# Exercise directions
Your task is to reproduce the material exactly.

--- Material for this exercise ---

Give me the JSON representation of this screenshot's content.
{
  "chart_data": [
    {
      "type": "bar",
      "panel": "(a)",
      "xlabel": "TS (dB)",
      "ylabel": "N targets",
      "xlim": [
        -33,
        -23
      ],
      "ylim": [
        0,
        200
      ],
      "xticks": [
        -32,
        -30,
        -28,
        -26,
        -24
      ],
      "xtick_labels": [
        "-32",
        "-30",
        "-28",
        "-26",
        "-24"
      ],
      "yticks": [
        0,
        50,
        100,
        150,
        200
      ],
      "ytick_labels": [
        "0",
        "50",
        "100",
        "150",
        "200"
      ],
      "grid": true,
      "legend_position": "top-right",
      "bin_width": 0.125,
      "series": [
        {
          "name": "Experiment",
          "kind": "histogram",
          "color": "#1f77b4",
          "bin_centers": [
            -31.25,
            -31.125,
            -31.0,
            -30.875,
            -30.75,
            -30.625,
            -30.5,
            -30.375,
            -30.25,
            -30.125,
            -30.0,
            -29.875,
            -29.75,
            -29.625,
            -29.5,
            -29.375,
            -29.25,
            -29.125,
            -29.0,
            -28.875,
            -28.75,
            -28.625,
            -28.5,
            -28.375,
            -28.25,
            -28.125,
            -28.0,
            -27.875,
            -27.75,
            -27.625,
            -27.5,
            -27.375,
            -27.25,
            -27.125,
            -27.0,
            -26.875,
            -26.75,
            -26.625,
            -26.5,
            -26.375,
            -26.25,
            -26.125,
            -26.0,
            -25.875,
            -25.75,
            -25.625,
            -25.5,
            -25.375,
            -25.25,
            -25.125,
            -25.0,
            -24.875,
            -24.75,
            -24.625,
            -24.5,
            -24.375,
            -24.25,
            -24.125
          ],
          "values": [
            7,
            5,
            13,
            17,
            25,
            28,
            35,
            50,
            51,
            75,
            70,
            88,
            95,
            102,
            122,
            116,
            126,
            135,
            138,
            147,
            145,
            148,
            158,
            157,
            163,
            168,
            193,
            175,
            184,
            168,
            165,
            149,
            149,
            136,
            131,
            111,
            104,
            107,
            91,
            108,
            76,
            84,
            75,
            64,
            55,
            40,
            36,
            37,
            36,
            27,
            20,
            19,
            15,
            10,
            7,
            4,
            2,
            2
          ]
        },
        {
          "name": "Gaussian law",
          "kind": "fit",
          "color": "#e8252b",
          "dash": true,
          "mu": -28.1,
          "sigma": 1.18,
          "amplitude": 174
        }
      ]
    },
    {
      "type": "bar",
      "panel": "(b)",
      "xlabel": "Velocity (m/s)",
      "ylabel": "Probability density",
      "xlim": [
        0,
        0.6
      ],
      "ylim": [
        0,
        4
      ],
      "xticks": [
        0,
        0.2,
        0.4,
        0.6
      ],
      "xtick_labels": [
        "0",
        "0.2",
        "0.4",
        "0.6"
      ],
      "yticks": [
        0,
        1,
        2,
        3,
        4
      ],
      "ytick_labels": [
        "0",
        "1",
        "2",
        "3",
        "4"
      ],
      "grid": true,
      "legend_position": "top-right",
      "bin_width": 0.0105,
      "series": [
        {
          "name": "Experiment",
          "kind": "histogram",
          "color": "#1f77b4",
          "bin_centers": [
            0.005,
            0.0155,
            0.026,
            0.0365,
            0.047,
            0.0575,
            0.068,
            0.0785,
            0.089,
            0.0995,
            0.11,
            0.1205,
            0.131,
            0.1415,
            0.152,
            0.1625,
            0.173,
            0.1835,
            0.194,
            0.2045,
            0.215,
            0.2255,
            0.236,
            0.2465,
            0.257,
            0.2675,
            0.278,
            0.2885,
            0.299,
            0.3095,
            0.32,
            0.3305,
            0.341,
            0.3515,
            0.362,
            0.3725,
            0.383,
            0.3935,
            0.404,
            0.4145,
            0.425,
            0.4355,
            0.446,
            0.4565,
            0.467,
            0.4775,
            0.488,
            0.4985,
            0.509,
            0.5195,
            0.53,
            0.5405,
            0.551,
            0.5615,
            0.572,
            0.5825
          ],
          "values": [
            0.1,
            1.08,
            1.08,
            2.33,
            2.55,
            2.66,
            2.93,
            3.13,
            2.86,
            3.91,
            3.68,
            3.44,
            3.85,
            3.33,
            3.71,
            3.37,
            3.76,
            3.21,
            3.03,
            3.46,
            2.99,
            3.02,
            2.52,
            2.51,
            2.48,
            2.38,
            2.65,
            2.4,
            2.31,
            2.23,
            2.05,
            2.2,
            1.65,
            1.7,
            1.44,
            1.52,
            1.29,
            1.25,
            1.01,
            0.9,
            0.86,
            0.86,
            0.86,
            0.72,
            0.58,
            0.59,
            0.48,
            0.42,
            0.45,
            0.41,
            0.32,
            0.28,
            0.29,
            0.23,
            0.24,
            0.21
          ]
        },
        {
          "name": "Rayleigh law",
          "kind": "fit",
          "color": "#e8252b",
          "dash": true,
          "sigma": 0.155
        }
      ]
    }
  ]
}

---

# Full answer
Give me the JSON representation of this screenshot's content.
{
  "chart_data": [
    {
      "type": "bar",
      "panel": "(a)",
      "xlabel": "TS (dB)",
      "ylabel": "N targets",
      "xlim": [
        -33,
        -23
      ],
      "ylim": [
        0,
        200
      ],
      "xticks": [
        -32,
        -30,
        -28,
        -26,
        -24
      ],
      "xtick_labels": [
        "-32",
        "-30",
        "-28",
        "-26",
        "-24"
      ],
      "yticks": [
        0,
        50,
        100,
        150,
        200
      ],
      "ytick_labels": [
        "0",
        "50",
        "100",
        "150",
        "200"
      ],
      "grid": true,
      "legend_position": "top-right",
      "bin_width": 0.125,
      "series": [
        {
          "name": "Experiment",
          "kind": "histogram",
          "color": "#1f77b4",
          "bin_centers": [
            -31.25,
            -31.125,
            -31.0,
            -30.875,
            -30.75,
            -30.625,
            -30.5,
            -30.375,
            -30.25,
            -30.125,
            -30.0,
            -29.875,
            -29.75,
            -29.625,
            -29.5,
            -29.375,
            -29.25,
            -29.125,
            -29.0,
            -28.875,
            -28.75,
            -28.625,
            -28.5,
            -28.375,
            -28.25,
            -28.125,
            -28.0,
            -27.875,
            -27.75,
            -27.625,
            -27.5,
            -27.375,
            -27.25,
            -27.125,
            -27.0,
            -26.875,
            -26.75,
            -26.625,
            -26.5,
            -26.375,
            -26.25,
            -26.125,
            -26.0,
            -25.875,
            -25.75,
            -25.625,
            -25.5,
            -25.375,
            -25.25,
            -25.125,
            -25.0,
            -24.875,
            -24.75,
            -24.625,
            -24.5,
            -24.375,
            -24.25,
            -24.125
          ],
          "values": [
            7,
            5,
            13,
            17,
            25,
            28,
            35,
            50,
            51,
            75,
            70,
            88,
            95,
            102,
            122,
            116,
            126,
            135,
            138,
            147,
            145,
            148,
            158,
            157,
            163,
            168,
            193,
            175,
            184,
            168,
            165,
            149,
            149,
            136,
            131,
            111,
            104,
            107,
            91,
            108,
            76,
            84,
            75,
            64,
            55,
            40,
            36,
            37,
            36,
            27,
            20,
            19,
            15,
            10,
            7,
            4,
            2,
            2
          ]
        },
        {
          "name": "Gaussian law",
          "kind": "fit",
          "color": "#e8252b",
          "dash": true,
          "mu": -28.1,
          "sigma": 1.18,
          "amplitude": 174
        }
      ]
    },
    {
      "type": "bar",
      "panel": "(b)",
      "xlabel": "Velocity (m/s)",
      "ylabel": "Probability density",
      "xlim": [
        0,
        0.6
      ],
      "ylim": [
        0,
        4
      ],
      "xticks": [
        0,
        0.2,
        0.4,
        0.6
      ],
      "xtick_labels": [
        "0",
        "0.2",
        "0.4",
        "0.6"
      ],
      "yticks": [
        0,
        1,
        2,
        3,
        4
      ],
      "ytick_labels": [
        "0",
        "1",
        "2",
        "3",
        "4"
      ],
      "grid": true,
      "legend_position": "top-right",
      "bin_width": 0.0105,
      "series": [
        {
          "name": "Experiment",
          "kind": "histogram",
          "color": "#1f77b4",
          "bin_centers": [
            0.005,
            0.0155,
            0.026,
            0.0365,
            0.047,
            0.0575,
            0.068,
            0.0785,
            0.089,
            0.0995,
            0.11,
            0.1205,
            0.131,
            0.1415,
            0.152,
            0.1625,
            0.173,
            0.1835,
            0.194,
            0.2045,
            0.215,
            0.2255,
            0.236,
            0.2465,
            0.257,
            0.2675,
            0.278,
            0.2885,
            0.299,
            0.3095,
            0.32,
            0.3305,
            0.341,
            0.3515,
            0.362,
            0.3725,
            0.383,
            0.3935,
            0.404,
            0.4145,
            0.425,
            0.4355,
            0.446,
            0.4565,
            0.467,
            0.4775,
            0.488,
            0.4985,
            0.509,
            0.5195,
            0.53,
            0.5405,
            0.551,
            0.5615,
            0.572,
            0.5825
          ],
          "values": [
            0.1,
            1.08,
            1.08,
            2.33,
            2.55,
            2.66,
            2.93,
            3.13,
            2.86,
            3.91,
            3.68,
            3.44,
            3.85,
            3.33,
            3.71,
            3.37,
            3.76,
            3.21,
            3.03,
            3.46,
            2.99,
            3.02,
            2.52,
            2.51,
            2.48,
            2.38,
            2.65,
            2.4,
            2.31,
            2.23,
            2.05,
            2.2,
            1.65,
            1.7,
            1.44,
            1.52,
            1.29,
            1.25,
            1.01,
            0.9,
            0.86,
            0.86,
            0.86,
            0.72,
            0.58,
            0.59,
            0.48,
            0.42,
            0.45,
            0.41,
            0.32,
            0.28,
            0.29,
            0.23,
            0.24,
            0.21
          ]
        },
        {
          "name": "Rayleigh law",
          "kind": "fit",
          "color": "#e8252b",
          "dash": true,
          "sigma": 0.155
        }
      ]
    }
  ]
}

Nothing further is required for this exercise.